#### To be done
List every line of the records below that contains the string "introduce", matching case.

*** Records for this task ***

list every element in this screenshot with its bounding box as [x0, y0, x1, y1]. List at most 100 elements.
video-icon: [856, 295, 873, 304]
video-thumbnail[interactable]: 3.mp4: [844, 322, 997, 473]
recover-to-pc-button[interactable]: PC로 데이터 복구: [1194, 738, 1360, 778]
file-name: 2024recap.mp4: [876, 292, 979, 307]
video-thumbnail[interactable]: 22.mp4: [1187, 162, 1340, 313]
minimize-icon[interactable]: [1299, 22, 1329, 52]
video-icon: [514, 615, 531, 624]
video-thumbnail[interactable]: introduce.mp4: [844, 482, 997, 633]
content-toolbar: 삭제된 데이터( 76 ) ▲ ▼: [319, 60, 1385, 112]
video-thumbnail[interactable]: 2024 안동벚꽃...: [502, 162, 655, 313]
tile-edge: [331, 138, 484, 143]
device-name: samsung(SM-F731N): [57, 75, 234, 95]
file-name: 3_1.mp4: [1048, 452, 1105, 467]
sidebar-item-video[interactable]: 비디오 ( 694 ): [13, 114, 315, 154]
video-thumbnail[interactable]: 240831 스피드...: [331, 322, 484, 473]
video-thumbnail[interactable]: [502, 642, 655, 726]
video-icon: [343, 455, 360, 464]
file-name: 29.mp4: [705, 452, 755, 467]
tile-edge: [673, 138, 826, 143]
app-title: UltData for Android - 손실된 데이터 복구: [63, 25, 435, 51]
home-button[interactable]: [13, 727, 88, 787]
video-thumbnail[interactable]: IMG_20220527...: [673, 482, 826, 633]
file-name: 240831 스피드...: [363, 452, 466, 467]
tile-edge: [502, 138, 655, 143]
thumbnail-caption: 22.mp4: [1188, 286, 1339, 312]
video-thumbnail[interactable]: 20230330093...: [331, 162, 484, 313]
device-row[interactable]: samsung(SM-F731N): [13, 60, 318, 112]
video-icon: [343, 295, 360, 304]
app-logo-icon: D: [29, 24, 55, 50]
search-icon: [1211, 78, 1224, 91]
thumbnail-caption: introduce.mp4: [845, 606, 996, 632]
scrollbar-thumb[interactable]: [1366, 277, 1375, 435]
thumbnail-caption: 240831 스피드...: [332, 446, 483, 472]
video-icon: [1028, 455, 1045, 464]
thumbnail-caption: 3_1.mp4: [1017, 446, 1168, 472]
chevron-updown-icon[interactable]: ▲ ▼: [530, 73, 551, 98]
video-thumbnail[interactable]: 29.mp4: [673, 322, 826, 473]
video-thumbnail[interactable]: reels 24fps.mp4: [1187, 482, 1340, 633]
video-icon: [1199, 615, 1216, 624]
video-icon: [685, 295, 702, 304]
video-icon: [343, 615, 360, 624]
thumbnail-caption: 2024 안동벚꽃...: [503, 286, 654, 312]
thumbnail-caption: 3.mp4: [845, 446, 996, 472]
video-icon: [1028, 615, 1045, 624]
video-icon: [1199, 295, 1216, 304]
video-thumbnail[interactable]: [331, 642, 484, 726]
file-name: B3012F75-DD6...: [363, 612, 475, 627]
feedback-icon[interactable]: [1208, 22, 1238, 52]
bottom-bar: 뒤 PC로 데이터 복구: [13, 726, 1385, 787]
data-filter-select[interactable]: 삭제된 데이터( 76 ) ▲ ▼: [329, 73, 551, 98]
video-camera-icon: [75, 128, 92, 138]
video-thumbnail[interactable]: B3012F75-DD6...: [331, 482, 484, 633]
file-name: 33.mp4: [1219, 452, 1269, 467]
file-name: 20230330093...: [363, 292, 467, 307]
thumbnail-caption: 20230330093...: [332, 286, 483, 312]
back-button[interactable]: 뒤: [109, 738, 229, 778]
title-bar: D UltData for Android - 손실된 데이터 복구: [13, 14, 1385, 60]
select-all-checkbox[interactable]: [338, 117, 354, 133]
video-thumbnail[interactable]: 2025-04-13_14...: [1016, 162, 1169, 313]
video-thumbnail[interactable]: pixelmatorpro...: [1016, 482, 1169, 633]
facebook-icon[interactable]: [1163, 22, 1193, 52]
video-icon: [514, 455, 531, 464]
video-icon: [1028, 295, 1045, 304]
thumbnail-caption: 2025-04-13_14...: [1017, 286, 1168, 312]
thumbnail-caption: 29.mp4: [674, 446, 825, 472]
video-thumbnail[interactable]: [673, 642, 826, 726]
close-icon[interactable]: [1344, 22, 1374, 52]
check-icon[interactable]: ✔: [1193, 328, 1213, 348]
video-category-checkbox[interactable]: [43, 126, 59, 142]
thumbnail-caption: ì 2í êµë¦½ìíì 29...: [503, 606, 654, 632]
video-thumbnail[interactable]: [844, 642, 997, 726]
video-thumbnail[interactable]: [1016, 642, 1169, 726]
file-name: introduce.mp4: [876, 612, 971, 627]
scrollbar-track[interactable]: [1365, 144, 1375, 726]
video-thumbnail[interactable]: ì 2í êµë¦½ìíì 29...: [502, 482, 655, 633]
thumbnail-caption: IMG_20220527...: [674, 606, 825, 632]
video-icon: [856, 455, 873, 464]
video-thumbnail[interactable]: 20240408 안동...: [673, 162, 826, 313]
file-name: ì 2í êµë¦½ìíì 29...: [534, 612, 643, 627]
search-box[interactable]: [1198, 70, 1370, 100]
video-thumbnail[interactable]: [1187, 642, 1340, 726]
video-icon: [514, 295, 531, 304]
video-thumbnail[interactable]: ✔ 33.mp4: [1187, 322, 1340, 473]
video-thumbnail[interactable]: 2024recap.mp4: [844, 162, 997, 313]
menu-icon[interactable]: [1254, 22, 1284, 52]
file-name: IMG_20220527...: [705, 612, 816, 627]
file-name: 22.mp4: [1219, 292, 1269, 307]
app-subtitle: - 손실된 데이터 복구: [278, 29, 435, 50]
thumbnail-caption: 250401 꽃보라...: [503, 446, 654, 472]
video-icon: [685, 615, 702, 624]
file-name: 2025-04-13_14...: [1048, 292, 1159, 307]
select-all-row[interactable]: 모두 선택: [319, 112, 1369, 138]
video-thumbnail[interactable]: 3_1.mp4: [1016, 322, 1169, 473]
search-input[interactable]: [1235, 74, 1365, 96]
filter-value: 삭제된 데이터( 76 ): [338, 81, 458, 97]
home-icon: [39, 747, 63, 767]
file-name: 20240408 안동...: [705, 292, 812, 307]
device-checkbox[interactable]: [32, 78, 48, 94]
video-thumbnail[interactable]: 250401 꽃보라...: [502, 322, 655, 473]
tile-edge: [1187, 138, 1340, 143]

***

#### Answer for the task
video-thumbnail[interactable]: introduce.mp4: [844, 482, 997, 633]
thumbnail-caption: introduce.mp4: [845, 606, 996, 632]
file-name: introduce.mp4: [876, 612, 971, 627]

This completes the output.